Copy out the items from the line containing "Polygon shape (203, 68, 292, 110)" through the end of the items, inclusive.

[Annotated element listings]
* * * * * * *

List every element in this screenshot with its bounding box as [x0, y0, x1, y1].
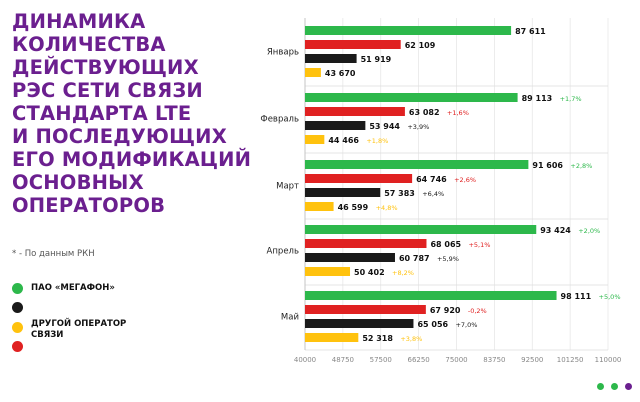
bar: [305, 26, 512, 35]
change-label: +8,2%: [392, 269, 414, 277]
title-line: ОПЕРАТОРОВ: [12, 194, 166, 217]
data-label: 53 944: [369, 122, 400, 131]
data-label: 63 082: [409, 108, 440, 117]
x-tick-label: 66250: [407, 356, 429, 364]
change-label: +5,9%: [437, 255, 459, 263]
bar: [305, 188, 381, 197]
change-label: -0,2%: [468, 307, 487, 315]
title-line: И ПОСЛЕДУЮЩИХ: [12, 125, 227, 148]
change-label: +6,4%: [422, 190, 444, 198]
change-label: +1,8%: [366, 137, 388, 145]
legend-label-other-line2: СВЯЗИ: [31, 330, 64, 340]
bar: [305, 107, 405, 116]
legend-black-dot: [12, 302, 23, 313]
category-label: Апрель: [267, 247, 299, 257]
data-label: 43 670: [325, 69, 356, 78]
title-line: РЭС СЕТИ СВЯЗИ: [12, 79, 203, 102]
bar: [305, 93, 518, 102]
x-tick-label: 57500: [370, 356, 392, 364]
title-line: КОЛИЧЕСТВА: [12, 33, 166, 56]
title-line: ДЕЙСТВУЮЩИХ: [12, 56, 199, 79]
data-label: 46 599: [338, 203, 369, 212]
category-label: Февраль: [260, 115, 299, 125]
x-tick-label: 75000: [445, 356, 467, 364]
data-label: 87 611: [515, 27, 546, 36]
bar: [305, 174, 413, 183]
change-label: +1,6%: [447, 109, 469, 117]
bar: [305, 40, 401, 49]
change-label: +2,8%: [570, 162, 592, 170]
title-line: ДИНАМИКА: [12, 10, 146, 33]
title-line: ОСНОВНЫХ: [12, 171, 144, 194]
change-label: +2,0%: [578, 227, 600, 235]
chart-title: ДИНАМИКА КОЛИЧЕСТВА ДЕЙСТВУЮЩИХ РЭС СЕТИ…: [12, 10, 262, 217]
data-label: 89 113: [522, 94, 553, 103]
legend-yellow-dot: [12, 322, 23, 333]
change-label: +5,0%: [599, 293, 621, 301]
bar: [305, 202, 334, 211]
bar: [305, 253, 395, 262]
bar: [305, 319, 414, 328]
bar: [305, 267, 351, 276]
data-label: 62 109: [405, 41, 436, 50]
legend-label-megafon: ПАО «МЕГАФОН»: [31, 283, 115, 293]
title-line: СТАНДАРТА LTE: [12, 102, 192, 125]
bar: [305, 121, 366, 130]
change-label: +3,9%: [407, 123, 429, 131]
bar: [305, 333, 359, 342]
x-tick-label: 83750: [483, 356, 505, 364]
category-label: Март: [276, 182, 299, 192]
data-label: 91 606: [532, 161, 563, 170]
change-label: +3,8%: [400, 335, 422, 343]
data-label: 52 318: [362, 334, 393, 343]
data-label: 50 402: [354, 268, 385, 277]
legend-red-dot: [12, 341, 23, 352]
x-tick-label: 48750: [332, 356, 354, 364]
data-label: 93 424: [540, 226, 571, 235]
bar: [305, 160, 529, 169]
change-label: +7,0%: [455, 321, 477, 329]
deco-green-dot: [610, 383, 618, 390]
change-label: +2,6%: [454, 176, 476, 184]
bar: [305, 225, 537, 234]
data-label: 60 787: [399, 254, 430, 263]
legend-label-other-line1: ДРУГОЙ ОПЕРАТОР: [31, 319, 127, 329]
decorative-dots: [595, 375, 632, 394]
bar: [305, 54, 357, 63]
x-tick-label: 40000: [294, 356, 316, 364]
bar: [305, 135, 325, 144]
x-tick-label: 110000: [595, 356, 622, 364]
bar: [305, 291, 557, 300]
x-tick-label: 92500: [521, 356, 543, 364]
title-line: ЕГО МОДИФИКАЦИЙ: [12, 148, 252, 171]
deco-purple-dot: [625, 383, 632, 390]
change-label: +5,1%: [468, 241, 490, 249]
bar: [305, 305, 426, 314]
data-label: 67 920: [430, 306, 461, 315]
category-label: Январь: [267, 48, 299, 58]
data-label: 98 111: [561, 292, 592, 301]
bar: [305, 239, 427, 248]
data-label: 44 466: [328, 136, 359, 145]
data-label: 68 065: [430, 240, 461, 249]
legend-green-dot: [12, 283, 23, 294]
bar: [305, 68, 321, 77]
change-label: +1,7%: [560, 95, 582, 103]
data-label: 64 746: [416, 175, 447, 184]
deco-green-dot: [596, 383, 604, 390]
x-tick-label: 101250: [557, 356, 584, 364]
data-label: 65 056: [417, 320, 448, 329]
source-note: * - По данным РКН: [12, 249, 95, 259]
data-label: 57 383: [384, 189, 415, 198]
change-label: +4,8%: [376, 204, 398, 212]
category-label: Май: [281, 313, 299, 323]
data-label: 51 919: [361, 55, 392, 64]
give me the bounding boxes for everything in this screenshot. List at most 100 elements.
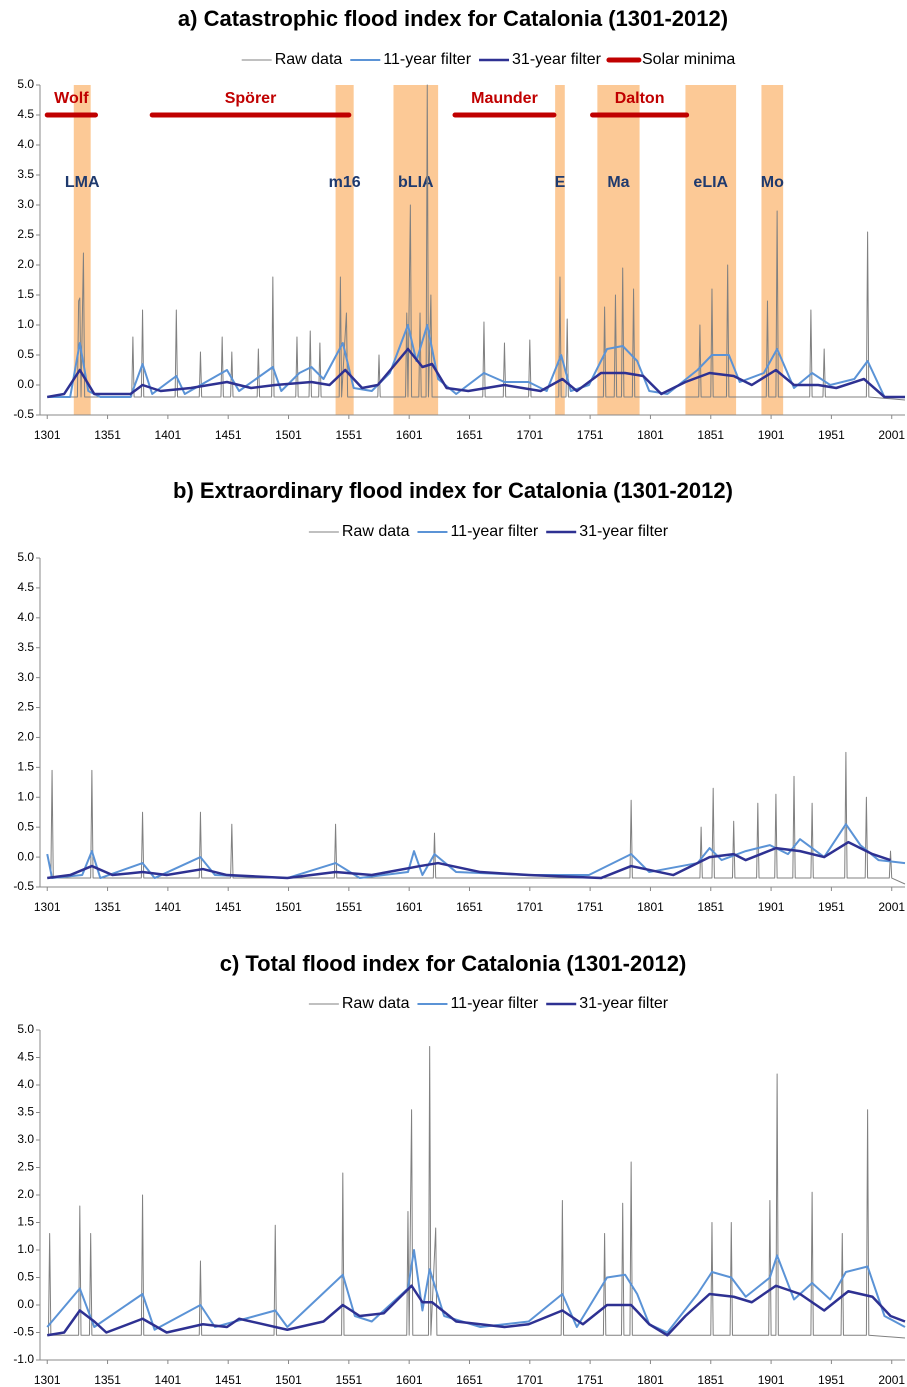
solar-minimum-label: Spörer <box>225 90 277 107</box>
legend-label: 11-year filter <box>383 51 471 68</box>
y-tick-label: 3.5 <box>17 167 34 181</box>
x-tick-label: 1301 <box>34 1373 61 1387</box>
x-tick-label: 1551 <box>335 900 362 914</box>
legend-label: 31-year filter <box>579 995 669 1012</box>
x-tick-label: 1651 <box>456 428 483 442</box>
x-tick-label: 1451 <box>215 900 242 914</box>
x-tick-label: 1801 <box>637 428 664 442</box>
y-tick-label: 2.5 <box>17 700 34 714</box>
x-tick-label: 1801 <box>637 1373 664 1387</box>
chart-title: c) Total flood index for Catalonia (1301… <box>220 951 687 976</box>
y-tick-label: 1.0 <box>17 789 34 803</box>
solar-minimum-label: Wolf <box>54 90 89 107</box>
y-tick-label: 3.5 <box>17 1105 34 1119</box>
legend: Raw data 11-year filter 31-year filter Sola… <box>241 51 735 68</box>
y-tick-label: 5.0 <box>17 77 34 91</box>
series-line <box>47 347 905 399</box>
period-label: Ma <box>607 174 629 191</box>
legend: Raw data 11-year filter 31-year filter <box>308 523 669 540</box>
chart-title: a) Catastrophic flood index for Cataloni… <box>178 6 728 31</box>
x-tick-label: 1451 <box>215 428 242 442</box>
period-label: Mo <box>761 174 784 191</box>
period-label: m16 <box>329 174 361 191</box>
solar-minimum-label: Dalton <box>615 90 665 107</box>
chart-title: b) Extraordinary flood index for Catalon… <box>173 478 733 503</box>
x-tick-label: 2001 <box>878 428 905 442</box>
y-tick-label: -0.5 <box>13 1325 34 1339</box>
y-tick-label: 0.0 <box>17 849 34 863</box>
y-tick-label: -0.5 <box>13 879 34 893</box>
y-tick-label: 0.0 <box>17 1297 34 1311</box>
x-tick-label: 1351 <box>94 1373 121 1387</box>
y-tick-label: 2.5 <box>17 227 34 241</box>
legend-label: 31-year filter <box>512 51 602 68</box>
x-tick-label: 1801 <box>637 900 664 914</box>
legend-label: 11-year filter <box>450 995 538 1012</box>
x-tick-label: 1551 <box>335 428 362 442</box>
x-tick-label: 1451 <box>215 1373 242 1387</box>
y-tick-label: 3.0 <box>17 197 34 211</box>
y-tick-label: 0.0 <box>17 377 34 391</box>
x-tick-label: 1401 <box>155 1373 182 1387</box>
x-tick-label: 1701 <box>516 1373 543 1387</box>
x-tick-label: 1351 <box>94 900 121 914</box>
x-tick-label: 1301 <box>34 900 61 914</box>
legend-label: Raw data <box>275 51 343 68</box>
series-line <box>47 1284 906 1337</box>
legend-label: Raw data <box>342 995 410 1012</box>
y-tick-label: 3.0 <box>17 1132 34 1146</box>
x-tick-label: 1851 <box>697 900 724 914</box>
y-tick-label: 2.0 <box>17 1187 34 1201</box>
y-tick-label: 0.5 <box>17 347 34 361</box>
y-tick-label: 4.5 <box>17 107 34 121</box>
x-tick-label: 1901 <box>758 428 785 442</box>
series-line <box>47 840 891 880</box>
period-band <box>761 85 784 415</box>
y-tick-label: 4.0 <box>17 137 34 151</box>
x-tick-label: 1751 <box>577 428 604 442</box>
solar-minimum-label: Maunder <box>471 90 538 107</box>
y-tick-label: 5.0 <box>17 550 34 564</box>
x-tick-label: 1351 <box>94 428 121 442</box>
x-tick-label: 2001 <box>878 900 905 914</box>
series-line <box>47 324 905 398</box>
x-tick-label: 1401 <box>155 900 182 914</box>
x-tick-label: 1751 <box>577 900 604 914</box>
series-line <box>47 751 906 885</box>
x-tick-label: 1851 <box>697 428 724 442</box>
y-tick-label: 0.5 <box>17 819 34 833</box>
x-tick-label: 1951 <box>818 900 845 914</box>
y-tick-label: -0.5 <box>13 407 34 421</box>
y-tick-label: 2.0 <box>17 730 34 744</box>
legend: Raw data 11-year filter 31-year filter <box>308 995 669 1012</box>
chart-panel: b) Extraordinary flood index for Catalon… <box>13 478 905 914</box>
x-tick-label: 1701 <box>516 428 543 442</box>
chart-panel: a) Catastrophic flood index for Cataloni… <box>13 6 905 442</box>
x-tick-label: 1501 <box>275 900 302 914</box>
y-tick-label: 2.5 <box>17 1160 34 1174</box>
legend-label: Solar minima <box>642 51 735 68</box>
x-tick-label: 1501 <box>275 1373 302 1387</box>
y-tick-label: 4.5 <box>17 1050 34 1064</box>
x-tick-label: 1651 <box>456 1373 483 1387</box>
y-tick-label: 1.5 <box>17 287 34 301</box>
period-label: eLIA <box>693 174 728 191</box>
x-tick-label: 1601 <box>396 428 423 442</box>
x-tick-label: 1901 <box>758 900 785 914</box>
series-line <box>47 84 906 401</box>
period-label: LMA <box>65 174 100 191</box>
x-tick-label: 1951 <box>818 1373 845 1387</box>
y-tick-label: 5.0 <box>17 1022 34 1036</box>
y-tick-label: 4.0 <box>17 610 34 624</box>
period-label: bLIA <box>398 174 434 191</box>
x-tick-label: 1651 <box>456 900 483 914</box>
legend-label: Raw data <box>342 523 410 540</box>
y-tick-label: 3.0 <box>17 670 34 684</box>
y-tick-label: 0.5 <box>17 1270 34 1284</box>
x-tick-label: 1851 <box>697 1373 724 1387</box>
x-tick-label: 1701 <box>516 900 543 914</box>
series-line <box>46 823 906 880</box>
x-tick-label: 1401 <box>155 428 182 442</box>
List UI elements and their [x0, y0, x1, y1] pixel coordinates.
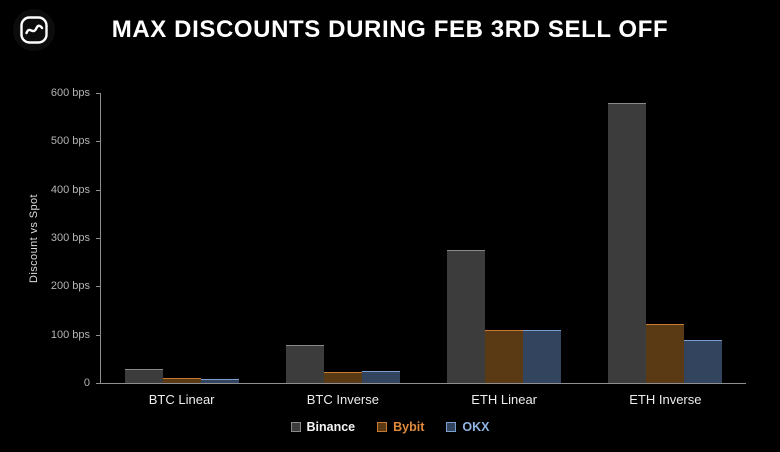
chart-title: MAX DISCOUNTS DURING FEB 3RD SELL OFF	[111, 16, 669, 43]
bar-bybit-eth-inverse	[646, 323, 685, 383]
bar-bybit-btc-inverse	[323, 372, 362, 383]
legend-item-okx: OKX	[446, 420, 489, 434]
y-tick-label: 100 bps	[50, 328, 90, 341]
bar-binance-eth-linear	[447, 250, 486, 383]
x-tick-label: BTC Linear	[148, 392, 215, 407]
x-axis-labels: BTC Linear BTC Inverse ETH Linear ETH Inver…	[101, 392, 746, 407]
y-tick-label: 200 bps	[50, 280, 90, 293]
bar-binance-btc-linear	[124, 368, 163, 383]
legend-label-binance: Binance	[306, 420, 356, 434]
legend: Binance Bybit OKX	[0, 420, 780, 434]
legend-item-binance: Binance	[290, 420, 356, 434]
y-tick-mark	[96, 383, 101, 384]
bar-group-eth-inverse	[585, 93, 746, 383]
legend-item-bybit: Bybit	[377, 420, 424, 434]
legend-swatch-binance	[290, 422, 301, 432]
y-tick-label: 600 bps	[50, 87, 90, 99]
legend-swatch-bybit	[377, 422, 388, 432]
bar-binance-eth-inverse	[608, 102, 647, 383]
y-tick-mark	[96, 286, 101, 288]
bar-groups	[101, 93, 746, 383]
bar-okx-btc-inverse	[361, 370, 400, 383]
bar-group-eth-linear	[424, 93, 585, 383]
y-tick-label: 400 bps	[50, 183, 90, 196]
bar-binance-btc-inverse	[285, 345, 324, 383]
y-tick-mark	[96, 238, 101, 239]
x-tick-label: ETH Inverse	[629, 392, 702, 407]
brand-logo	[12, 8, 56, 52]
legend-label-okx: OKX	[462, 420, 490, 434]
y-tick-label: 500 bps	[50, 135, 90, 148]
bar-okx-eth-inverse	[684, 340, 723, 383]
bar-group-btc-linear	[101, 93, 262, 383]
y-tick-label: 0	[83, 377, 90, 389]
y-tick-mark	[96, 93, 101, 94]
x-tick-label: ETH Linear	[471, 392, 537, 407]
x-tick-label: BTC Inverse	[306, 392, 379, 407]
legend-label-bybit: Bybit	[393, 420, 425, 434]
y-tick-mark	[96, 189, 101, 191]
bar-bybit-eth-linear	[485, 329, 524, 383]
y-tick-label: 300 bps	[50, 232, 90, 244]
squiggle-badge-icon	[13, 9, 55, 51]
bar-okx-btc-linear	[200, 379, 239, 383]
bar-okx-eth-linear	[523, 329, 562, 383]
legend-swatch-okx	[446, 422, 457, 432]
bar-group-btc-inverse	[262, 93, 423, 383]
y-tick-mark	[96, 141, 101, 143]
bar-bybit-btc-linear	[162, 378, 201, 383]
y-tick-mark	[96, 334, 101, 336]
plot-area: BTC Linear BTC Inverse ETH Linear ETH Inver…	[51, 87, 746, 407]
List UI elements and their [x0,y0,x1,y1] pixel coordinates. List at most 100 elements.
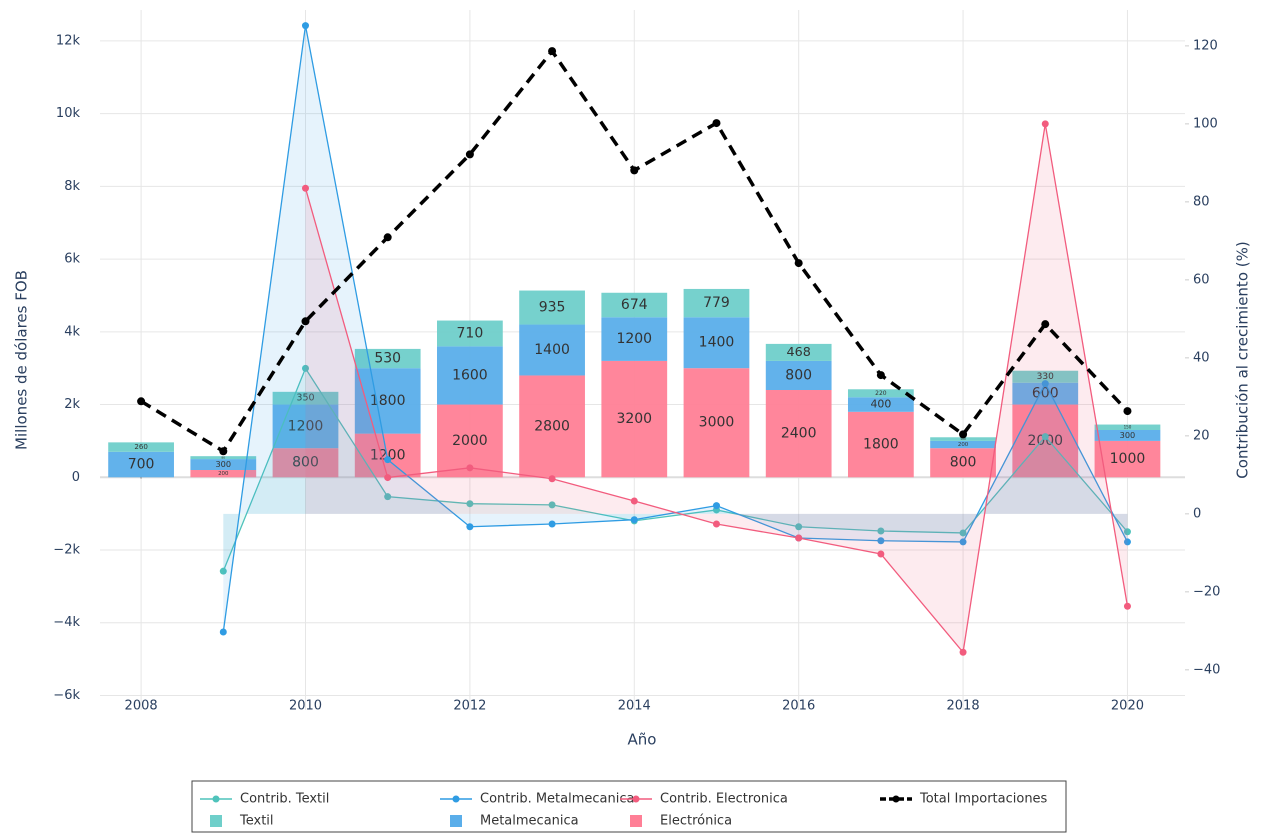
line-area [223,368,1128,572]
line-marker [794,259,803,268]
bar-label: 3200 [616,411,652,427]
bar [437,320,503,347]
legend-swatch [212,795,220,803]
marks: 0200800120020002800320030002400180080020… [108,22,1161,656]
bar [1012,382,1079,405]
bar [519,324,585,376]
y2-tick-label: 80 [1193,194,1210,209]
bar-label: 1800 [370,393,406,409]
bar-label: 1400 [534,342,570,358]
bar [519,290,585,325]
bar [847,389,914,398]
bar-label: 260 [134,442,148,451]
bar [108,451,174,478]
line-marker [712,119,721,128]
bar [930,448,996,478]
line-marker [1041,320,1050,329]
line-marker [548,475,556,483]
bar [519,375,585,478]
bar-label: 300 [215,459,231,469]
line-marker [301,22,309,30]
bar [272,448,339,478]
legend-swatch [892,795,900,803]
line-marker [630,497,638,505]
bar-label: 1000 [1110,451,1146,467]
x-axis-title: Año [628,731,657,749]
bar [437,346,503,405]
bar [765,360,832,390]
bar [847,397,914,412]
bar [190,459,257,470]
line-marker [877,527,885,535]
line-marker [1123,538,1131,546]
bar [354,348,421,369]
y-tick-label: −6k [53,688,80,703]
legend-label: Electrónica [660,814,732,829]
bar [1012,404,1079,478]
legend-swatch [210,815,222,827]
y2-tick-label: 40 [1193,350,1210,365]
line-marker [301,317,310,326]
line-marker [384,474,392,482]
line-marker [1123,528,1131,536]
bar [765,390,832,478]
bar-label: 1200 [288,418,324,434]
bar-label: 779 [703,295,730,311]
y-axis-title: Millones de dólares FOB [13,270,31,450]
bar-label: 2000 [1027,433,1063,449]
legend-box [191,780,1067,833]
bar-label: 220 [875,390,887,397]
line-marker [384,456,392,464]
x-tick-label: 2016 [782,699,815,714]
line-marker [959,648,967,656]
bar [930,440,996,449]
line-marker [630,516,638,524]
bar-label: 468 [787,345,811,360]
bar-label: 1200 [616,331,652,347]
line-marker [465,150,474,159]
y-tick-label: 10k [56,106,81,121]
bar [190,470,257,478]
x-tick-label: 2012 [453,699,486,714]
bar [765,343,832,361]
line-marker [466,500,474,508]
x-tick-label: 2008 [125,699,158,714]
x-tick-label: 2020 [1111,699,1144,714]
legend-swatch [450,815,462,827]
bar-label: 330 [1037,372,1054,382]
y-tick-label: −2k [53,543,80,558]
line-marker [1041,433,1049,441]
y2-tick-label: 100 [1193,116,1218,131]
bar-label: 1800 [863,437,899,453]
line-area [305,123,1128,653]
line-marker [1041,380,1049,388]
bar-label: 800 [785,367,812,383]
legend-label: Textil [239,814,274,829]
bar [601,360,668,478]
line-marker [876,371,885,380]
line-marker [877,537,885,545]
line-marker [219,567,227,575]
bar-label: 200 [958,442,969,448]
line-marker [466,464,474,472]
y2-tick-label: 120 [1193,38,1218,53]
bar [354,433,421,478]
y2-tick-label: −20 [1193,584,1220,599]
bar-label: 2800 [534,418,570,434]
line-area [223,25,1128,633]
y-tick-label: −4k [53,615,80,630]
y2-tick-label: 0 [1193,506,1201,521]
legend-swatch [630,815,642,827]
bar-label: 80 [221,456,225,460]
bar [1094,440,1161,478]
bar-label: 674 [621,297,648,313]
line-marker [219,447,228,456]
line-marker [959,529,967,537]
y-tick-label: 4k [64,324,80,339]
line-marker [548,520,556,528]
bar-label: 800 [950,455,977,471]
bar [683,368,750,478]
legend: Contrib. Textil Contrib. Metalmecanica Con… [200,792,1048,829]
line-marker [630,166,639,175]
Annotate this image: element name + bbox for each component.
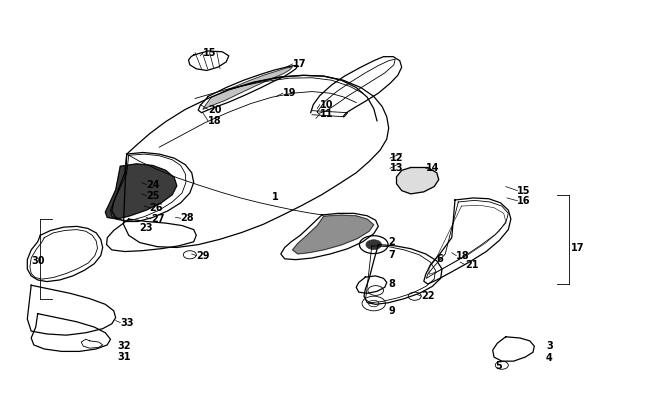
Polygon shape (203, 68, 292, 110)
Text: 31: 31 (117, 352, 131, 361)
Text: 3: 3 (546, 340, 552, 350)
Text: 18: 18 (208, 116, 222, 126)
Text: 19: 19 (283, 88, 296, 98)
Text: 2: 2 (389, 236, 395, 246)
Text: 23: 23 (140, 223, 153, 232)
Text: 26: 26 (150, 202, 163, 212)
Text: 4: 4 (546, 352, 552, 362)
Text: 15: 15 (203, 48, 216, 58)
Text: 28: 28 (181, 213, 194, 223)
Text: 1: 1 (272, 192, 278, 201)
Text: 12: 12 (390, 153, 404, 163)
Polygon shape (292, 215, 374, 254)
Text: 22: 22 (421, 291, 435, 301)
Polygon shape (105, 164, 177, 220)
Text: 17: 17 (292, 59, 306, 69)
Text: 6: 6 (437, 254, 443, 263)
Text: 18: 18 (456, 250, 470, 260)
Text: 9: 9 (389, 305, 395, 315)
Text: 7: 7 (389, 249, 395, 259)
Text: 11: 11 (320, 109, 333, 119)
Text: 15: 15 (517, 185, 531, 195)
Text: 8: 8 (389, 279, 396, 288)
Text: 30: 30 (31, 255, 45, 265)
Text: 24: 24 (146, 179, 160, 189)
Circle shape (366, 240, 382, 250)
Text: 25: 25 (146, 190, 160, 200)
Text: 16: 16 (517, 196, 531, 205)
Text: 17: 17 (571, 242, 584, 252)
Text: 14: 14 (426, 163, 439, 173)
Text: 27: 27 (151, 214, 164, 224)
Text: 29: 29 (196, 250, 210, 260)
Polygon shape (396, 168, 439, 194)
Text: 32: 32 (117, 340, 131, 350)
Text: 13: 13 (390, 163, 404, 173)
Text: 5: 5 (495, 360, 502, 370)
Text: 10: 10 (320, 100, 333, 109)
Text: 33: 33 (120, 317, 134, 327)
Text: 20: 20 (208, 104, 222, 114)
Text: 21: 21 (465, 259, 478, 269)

* * * * * * *

## FULL RESPONSE
Polygon shape (203, 68, 292, 110)
Text: 31: 31 (117, 352, 131, 361)
Text: 3: 3 (546, 340, 552, 350)
Text: 18: 18 (208, 116, 222, 126)
Text: 19: 19 (283, 88, 296, 98)
Text: 2: 2 (389, 236, 395, 246)
Text: 23: 23 (140, 223, 153, 232)
Text: 26: 26 (150, 202, 163, 212)
Text: 4: 4 (546, 352, 552, 362)
Text: 15: 15 (203, 48, 216, 58)
Text: 28: 28 (181, 213, 194, 223)
Text: 1: 1 (272, 192, 278, 201)
Text: 12: 12 (390, 153, 404, 163)
Polygon shape (292, 215, 374, 254)
Text: 22: 22 (421, 291, 435, 301)
Polygon shape (105, 164, 177, 220)
Text: 17: 17 (292, 59, 306, 69)
Text: 6: 6 (437, 254, 443, 263)
Text: 18: 18 (456, 250, 470, 260)
Text: 9: 9 (389, 305, 395, 315)
Text: 7: 7 (389, 249, 395, 259)
Text: 11: 11 (320, 109, 333, 119)
Text: 15: 15 (517, 185, 531, 195)
Text: 8: 8 (389, 279, 396, 288)
Text: 30: 30 (31, 255, 45, 265)
Text: 24: 24 (146, 179, 160, 189)
Circle shape (366, 240, 382, 250)
Text: 25: 25 (146, 190, 160, 200)
Text: 16: 16 (517, 196, 531, 205)
Text: 17: 17 (571, 242, 584, 252)
Text: 14: 14 (426, 163, 439, 173)
Text: 27: 27 (151, 214, 164, 224)
Text: 29: 29 (196, 250, 210, 260)
Polygon shape (396, 168, 439, 194)
Text: 32: 32 (117, 340, 131, 350)
Text: 13: 13 (390, 163, 404, 173)
Text: 5: 5 (495, 360, 502, 370)
Text: 10: 10 (320, 100, 333, 109)
Text: 33: 33 (120, 317, 134, 327)
Text: 20: 20 (208, 104, 222, 114)
Text: 21: 21 (465, 259, 478, 269)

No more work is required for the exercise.